* Given exercise 1
Please decide whether each statement agrees with the court report below. Answer yes or no for each and quote the deciding words of the report.
(a) The factory allowed to discharge into the board's sewers was a margarine factory.
(b) The sewage farm covered twenty acres of land.
(c) A local board was constituted for the district in 1891.

* Source document
[BEGIN]
Solicitors: G. E. Wright-Motion; Kingsford, Dorman, and Co., for Gregson, Southend.

Monday, Jan. 21, 1901.

(Before BRUCE and PHILLIMORE, JJ.) SOUTHALL NORWOOD URBAN DISTRICT COUNCIL (apps.) v. MIDDLESEX COUNTY COUNCIL (resps.). (a)

River-Pollution-Agreement-Breach of agreement-Liability of local authority-" Causing or suffering to flow" Middlesex County Council Act 1898 (61 & 62 Vict. c. cci.), s. 13. By an agreement made between the predecessors of the appellants, the local board, and the owner of a margarine factory, it was agreed that the owner of the factory, subject to certain conditions, should be entitled to discharge the liquids and effluent from the factory into the sewers of such board.

A sewage farm, owned by the board, became vested in the appellants, and, owing to a breach of the agreement by the factory owner, the soil of the farm became clogged and rendered less capable of filtering the sewage in the appellants' district. By reason thereof sewage and other offensive matter flowed into the river B. from the appellants' sewage works.

Held, that the appellants" caused or suffered to flow or pass" sewage and other injurious matter into the river B. within sect. 13 (1) of the Middlesex County Council Act 1898.

CASE stated on a summons charging the appellants with having, contrary to the Middlesex County Council Act 1898, caused and suffered sewage and other offensive matter to flow and pass from land and premises known as the Southall Norwood Sewage Farm, and owned and occupied by them, into the Grand Junction Canal, a canalised portion of the river Brent.

1. Prior to 1891 the rural sanitary authority of Hillingdon had acquired for the purposes of a sewage farm seventeen acres of land adjoining and abutting on a canalised portion of the river Brent at the junction of the parishes of Norwood, Isleworth, and Hanwell, and had constructed thereon sewage works upon which the sewage of the precinct of Norwood was treated, the effluent therefrom being discharged into the river.

2. In the year 1891 the precinct was formed into an urban sanitary district and a local board was constituted for such district, and the farm and works were vested in that board, which by virtue of the Local Government Act 1894 became and is now known as the appellants in this case.
[END]
* Material for this task
[BEGIN]
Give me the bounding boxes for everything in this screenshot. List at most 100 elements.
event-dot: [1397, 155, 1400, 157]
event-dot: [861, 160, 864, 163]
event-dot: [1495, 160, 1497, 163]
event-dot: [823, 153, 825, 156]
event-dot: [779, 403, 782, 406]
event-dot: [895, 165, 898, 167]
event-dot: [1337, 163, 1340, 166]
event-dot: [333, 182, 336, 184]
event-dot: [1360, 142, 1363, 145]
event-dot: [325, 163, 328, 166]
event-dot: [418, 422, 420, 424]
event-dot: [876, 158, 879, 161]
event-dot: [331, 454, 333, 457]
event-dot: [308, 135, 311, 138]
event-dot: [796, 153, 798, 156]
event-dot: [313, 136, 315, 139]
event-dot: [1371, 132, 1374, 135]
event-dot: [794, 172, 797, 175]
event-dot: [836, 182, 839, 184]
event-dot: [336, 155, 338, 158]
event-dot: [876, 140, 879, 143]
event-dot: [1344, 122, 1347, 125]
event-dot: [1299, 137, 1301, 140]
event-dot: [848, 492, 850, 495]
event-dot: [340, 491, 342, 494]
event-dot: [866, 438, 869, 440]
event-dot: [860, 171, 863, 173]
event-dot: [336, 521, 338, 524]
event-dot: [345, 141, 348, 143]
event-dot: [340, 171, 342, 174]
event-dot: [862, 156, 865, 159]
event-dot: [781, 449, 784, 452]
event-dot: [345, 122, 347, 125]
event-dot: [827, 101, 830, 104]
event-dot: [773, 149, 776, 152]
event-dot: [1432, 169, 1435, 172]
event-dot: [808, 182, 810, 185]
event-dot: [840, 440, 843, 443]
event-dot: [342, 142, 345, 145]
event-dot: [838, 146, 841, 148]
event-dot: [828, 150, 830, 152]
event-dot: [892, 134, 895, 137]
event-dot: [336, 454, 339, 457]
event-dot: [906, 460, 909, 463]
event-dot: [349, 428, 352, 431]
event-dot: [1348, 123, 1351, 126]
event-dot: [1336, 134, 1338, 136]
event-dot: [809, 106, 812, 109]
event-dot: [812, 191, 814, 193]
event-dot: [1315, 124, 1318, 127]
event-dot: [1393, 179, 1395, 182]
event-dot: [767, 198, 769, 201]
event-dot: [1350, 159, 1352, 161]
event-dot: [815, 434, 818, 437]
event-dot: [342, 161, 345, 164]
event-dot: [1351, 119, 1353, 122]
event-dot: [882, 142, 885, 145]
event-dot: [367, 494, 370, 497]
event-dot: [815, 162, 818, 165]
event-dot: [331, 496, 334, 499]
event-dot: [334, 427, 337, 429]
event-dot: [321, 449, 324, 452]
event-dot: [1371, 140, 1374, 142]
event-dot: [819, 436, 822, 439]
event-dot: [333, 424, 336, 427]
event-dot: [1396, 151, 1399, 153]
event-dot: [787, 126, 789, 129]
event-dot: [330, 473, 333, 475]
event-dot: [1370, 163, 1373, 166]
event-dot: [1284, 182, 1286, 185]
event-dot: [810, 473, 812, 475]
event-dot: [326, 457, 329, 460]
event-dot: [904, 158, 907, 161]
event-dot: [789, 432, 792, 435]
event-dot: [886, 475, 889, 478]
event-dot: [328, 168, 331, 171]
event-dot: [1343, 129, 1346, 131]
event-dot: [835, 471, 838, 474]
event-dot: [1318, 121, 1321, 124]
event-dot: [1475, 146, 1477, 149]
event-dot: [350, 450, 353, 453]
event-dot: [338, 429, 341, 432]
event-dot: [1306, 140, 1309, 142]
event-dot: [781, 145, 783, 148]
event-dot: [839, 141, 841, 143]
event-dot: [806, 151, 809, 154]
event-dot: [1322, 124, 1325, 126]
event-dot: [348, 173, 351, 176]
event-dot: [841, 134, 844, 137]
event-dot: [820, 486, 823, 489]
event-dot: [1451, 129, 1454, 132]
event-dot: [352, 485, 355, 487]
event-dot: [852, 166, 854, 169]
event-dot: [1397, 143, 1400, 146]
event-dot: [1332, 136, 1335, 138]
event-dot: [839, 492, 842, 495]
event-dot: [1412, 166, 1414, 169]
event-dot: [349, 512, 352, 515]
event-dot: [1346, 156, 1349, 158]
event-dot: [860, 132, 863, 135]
[END]
* Given exercise 2
Copy out the records word for word, everything from their start down to the line containing "event-dot: [1284, 182, 1286, 185]", with both ends included.

* Exercise solution 1
(a) Yes: "the owner of a margarine factory"
(b) No: "seventeen acres of land"
(c) Yes: "In the year 1891 the precinct was formed into an urban sanitary district and a local board was constituted for such district"

* Exercise solution 2
Give me the bounding boxes for everything in this screenshot. List at most 100 elements.
event-dot: [1397, 155, 1400, 157]
event-dot: [861, 160, 864, 163]
event-dot: [1495, 160, 1497, 163]
event-dot: [823, 153, 825, 156]
event-dot: [779, 403, 782, 406]
event-dot: [895, 165, 898, 167]
event-dot: [1337, 163, 1340, 166]
event-dot: [333, 182, 336, 184]
event-dot: [1360, 142, 1363, 145]
event-dot: [325, 163, 328, 166]
event-dot: [418, 422, 420, 424]
event-dot: [876, 158, 879, 161]
event-dot: [331, 454, 333, 457]
event-dot: [308, 135, 311, 138]
event-dot: [796, 153, 798, 156]
event-dot: [313, 136, 315, 139]
event-dot: [1371, 132, 1374, 135]
event-dot: [794, 172, 797, 175]
event-dot: [836, 182, 839, 184]
event-dot: [336, 155, 338, 158]
event-dot: [876, 140, 879, 143]
event-dot: [1344, 122, 1347, 125]
event-dot: [1299, 137, 1301, 140]
event-dot: [848, 492, 850, 495]
event-dot: [340, 491, 342, 494]
event-dot: [866, 438, 869, 440]
event-dot: [860, 171, 863, 173]
event-dot: [336, 521, 338, 524]
event-dot: [345, 141, 348, 143]
event-dot: [340, 171, 342, 174]
event-dot: [862, 156, 865, 159]
event-dot: [781, 449, 784, 452]
event-dot: [345, 122, 347, 125]
event-dot: [827, 101, 830, 104]
event-dot: [773, 149, 776, 152]
event-dot: [1432, 169, 1435, 172]
event-dot: [808, 182, 810, 185]
event-dot: [840, 440, 843, 443]
event-dot: [342, 142, 345, 145]
event-dot: [838, 146, 841, 148]
event-dot: [828, 150, 830, 152]
event-dot: [892, 134, 895, 137]
event-dot: [336, 454, 339, 457]
event-dot: [906, 460, 909, 463]
event-dot: [349, 428, 352, 431]
event-dot: [1348, 123, 1351, 126]
event-dot: [1336, 134, 1338, 136]
event-dot: [809, 106, 812, 109]
event-dot: [812, 191, 814, 193]
event-dot: [1315, 124, 1318, 127]
event-dot: [1393, 179, 1395, 182]
event-dot: [767, 198, 769, 201]
event-dot: [1350, 159, 1352, 161]
event-dot: [815, 434, 818, 437]
event-dot: [342, 161, 345, 164]
event-dot: [1351, 119, 1353, 122]
event-dot: [882, 142, 885, 145]
event-dot: [367, 494, 370, 497]
event-dot: [815, 162, 818, 165]
event-dot: [331, 496, 334, 499]
event-dot: [334, 427, 337, 429]
event-dot: [321, 449, 324, 452]
event-dot: [1371, 140, 1374, 142]
event-dot: [819, 436, 822, 439]
event-dot: [333, 424, 336, 427]
event-dot: [1396, 151, 1399, 153]
event-dot: [787, 126, 789, 129]
event-dot: [330, 473, 333, 475]
event-dot: [1370, 163, 1373, 166]
event-dot: [1284, 182, 1286, 185]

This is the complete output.